-- Work to do --
Leave out the images; return the rest of the data exactly.

___ Records shown ___

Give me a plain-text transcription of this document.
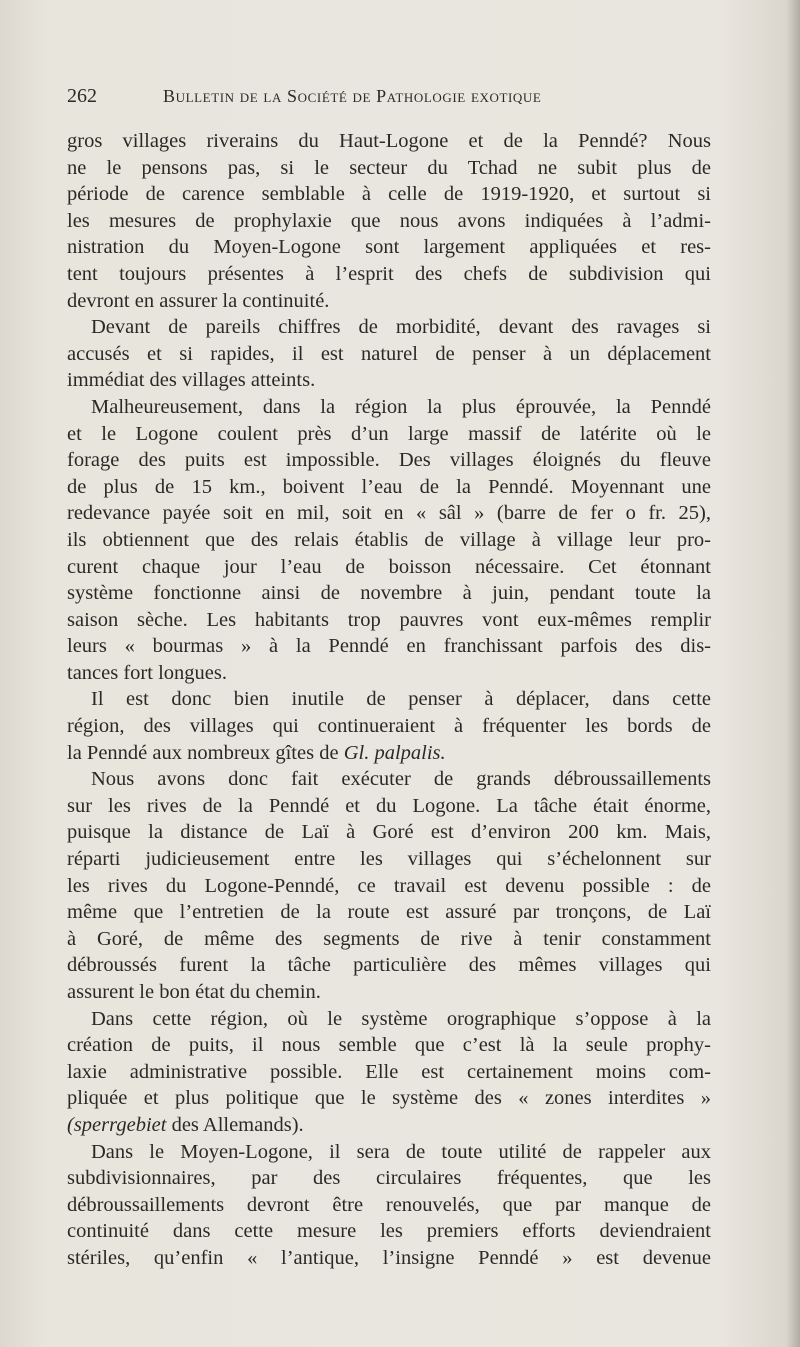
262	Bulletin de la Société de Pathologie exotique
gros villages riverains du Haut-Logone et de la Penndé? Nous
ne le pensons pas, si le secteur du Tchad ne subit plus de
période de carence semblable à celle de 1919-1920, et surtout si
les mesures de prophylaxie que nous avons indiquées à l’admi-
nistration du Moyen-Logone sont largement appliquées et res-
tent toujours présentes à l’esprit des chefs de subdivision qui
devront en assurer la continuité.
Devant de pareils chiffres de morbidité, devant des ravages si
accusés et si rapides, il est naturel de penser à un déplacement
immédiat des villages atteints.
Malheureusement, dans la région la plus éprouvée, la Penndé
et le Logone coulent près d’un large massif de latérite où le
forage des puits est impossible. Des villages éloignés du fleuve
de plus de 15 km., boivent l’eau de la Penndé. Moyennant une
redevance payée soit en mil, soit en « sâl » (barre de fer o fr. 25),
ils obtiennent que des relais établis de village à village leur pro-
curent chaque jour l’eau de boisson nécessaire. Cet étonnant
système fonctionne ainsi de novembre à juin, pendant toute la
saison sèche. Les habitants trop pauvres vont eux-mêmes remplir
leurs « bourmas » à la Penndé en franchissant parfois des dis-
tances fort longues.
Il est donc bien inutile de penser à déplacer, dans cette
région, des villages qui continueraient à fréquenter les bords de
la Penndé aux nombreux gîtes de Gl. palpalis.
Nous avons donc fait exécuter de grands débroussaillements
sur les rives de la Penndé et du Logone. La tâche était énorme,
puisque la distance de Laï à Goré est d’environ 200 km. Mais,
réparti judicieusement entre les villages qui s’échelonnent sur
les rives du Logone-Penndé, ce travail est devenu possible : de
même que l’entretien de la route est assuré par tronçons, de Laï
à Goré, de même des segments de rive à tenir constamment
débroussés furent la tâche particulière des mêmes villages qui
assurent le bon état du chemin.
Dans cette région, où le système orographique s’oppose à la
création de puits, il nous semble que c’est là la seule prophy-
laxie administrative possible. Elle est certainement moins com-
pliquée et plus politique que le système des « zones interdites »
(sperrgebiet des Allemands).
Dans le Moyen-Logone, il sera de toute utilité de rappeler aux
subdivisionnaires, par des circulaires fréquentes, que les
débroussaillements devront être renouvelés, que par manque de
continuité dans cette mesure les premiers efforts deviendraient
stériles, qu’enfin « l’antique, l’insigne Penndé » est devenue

___

-- Worked solution --
Give me a plain-text transcription of this document.
262	Bulletin de la Société de Pathologie exotique
gros villages riverains du Haut-Logone et de la Penndé? Nous
ne le pensons pas, si le secteur du Tchad ne subit plus de
période de carence semblable à celle de 1919-1920, et surtout si
les mesures de prophylaxie que nous avons indiquées à l’admi-
nistration du Moyen-Logone sont largement appliquées et res-
tent toujours présentes à l’esprit des chefs de subdivision qui
devront en assurer la continuité.
Devant de pareils chiffres de morbidité, devant des ravages si
accusés et si rapides, il est naturel de penser à un déplacement
immédiat des villages atteints.
Malheureusement, dans la région la plus éprouvée, la Penndé
et le Logone coulent près d’un large massif de latérite où le
forage des puits est impossible. Des villages éloignés du fleuve
de plus de 15 km., boivent l’eau de la Penndé. Moyennant une
redevance payée soit en mil, soit en « sâl » (barre de fer o fr. 25),
ils obtiennent que des relais établis de village à village leur pro-
curent chaque jour l’eau de boisson nécessaire. Cet étonnant
système fonctionne ainsi de novembre à juin, pendant toute la
saison sèche. Les habitants trop pauvres vont eux-mêmes remplir
leurs « bourmas » à la Penndé en franchissant parfois des dis-
tances fort longues.
Il est donc bien inutile de penser à déplacer, dans cette
région, des villages qui continueraient à fréquenter les bords de
la Penndé aux nombreux gîtes de Gl. palpalis.
Nous avons donc fait exécuter de grands débroussaillements
sur les rives de la Penndé et du Logone. La tâche était énorme,
puisque la distance de Laï à Goré est d’environ 200 km. Mais,
réparti judicieusement entre les villages qui s’échelonnent sur
les rives du Logone-Penndé, ce travail est devenu possible : de
même que l’entretien de la route est assuré par tronçons, de Laï
à Goré, de même des segments de rive à tenir constamment
débroussés furent la tâche particulière des mêmes villages qui
assurent le bon état du chemin.
Dans cette région, où le système orographique s’oppose à la
création de puits, il nous semble que c’est là la seule prophy-
laxie administrative possible. Elle est certainement moins com-
pliquée et plus politique que le système des « zones interdites »
(sperrgebiet des Allemands).
Dans le Moyen-Logone, il sera de toute utilité de rappeler aux
subdivisionnaires, par des circulaires fréquentes, que les
débroussaillements devront être renouvelés, que par manque de
continuité dans cette mesure les premiers efforts deviendraient
stériles, qu’enfin « l’antique, l’insigne Penndé » est devenue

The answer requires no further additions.